STATED EXERCISE:
Copy the items below verbatim, from the start of the items through the line containing "button[interactable]: 抖音短视频 [0, 680, 480, 784]", including both ends.

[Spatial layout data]
▽
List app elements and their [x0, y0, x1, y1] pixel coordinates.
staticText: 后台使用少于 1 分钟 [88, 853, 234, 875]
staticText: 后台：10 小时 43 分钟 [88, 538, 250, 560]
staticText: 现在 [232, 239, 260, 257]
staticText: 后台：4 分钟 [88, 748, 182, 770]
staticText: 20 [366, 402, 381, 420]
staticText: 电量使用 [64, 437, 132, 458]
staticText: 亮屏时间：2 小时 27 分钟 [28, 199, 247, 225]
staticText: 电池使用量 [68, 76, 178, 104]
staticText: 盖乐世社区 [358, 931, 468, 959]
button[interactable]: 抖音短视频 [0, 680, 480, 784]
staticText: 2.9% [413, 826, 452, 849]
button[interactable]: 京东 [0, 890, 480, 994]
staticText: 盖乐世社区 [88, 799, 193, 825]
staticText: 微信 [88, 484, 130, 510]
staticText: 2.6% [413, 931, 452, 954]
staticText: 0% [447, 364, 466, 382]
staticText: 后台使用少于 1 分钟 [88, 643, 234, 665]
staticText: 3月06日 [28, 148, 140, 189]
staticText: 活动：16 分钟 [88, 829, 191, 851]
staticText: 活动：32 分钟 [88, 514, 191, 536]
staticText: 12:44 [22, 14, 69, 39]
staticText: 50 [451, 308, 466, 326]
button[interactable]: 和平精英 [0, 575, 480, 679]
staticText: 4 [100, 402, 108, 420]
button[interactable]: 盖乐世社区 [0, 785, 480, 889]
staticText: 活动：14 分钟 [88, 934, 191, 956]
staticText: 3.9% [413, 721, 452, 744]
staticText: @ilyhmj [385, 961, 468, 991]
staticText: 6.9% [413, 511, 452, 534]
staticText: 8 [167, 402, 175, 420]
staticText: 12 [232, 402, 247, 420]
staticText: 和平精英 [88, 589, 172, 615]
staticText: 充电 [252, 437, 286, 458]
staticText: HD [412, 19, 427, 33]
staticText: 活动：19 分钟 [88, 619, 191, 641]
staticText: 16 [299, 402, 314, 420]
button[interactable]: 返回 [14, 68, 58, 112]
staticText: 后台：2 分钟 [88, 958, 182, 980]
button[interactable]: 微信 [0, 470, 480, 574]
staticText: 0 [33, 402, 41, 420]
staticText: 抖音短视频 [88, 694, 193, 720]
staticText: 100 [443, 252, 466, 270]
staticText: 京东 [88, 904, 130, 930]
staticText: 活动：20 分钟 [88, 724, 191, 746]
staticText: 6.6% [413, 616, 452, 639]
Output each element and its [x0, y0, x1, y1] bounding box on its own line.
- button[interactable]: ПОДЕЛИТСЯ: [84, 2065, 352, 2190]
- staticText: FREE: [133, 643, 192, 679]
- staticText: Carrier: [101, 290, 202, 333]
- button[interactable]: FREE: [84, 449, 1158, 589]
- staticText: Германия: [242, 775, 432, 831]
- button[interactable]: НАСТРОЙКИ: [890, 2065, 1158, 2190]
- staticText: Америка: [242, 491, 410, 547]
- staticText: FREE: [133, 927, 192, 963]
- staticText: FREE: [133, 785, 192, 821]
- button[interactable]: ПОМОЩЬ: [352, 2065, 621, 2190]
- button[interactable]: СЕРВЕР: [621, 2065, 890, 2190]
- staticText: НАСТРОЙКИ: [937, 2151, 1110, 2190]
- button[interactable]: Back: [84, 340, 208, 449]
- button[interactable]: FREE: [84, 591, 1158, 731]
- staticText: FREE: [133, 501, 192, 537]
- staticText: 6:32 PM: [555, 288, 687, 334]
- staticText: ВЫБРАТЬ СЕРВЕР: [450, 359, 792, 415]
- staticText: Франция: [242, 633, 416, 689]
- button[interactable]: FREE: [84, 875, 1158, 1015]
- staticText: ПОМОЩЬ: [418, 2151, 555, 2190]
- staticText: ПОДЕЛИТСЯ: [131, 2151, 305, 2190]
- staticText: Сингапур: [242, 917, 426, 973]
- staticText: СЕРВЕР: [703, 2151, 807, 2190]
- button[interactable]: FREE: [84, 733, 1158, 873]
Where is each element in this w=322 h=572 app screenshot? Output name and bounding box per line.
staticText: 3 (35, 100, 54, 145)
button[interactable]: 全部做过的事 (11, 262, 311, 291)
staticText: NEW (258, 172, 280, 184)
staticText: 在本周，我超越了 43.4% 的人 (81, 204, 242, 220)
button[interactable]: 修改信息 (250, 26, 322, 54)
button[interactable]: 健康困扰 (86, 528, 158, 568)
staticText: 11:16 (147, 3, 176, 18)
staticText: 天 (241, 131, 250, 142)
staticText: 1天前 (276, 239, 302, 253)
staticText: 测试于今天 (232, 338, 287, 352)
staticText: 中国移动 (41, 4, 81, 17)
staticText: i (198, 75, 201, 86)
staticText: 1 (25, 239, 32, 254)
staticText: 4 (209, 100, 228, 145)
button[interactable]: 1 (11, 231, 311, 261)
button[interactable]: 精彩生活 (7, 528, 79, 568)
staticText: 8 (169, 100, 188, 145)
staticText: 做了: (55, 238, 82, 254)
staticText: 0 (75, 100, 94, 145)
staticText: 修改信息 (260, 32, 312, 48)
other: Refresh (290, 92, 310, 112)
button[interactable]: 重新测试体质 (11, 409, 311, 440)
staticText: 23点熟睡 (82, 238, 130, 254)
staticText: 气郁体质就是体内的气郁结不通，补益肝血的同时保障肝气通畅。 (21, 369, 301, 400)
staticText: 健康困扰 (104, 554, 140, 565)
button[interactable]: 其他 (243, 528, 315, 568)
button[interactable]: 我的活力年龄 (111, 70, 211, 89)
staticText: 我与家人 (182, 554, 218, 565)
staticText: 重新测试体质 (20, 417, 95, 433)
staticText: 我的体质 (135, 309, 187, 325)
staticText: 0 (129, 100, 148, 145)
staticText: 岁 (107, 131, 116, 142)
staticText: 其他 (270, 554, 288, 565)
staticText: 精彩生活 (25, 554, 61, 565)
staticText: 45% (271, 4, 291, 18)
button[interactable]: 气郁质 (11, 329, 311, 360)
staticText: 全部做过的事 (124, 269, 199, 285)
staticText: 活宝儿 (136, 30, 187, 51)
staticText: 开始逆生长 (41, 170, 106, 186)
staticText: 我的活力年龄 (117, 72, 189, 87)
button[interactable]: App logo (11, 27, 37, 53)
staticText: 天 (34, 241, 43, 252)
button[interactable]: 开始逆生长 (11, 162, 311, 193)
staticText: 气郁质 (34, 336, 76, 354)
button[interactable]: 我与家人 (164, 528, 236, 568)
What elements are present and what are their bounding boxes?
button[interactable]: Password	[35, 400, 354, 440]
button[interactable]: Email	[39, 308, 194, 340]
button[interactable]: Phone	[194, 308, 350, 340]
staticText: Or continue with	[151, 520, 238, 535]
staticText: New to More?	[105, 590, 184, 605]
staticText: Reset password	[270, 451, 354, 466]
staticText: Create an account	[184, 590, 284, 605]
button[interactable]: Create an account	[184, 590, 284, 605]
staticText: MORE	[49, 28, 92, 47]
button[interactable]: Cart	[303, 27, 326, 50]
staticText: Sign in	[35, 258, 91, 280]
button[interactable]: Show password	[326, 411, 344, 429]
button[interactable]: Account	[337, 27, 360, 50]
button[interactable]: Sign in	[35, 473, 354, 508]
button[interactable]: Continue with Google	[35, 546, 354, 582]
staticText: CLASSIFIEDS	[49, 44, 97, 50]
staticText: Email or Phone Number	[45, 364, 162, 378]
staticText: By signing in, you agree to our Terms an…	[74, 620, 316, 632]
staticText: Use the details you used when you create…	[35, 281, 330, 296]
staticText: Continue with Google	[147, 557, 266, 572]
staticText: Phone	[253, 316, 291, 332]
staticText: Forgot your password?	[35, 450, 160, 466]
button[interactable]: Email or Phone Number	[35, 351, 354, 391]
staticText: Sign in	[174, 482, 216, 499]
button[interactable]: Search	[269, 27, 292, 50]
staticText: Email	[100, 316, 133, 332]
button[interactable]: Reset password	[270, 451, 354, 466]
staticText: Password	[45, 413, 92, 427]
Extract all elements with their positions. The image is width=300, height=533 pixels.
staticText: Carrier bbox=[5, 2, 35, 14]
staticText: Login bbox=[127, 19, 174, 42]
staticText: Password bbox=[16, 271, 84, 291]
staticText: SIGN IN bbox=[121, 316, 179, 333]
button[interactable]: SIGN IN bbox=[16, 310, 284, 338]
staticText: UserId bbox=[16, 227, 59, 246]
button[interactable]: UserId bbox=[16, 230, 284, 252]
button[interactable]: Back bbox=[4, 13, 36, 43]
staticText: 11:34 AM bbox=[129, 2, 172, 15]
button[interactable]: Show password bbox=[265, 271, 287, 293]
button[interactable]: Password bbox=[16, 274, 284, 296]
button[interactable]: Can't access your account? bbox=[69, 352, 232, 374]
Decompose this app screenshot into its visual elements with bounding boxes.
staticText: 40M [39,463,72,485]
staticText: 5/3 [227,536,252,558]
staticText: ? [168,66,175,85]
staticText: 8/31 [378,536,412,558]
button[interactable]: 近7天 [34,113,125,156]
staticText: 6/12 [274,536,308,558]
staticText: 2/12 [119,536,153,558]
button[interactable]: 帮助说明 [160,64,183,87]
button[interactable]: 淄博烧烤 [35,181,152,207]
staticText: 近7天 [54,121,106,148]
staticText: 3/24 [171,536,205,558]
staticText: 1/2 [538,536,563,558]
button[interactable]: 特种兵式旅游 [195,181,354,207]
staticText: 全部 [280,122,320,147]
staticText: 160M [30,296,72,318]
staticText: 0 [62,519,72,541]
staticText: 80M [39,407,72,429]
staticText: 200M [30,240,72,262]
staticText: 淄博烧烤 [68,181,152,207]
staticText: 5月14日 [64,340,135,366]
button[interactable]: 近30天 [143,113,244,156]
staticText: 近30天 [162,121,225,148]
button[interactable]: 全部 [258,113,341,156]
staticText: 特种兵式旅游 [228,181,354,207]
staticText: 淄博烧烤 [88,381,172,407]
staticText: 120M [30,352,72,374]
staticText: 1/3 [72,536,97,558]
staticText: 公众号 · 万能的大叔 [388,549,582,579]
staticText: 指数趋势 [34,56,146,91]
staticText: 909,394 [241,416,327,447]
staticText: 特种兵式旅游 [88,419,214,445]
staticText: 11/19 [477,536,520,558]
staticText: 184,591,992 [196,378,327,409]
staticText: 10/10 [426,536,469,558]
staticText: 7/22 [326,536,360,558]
△
EXERCISE OUTPUT:
List app elements and their [x0, y0, x1, y1] pixel coordinates.
staticText: 后台使用少于 1 分钟 [88, 853, 234, 875]
staticText: 后台：10 小时 43 分钟 [88, 538, 250, 560]
staticText: 现在 [232, 239, 260, 257]
staticText: 后台：4 分钟 [88, 748, 182, 770]
staticText: 20 [366, 402, 381, 420]
staticText: 电量使用 [64, 437, 132, 458]
staticText: 亮屏时间：2 小时 27 分钟 [28, 199, 247, 225]
staticText: 电池使用量 [68, 76, 178, 104]
staticText: 盖乐世社区 [358, 931, 468, 959]
button[interactable]: 抖音短视频 [0, 680, 480, 784]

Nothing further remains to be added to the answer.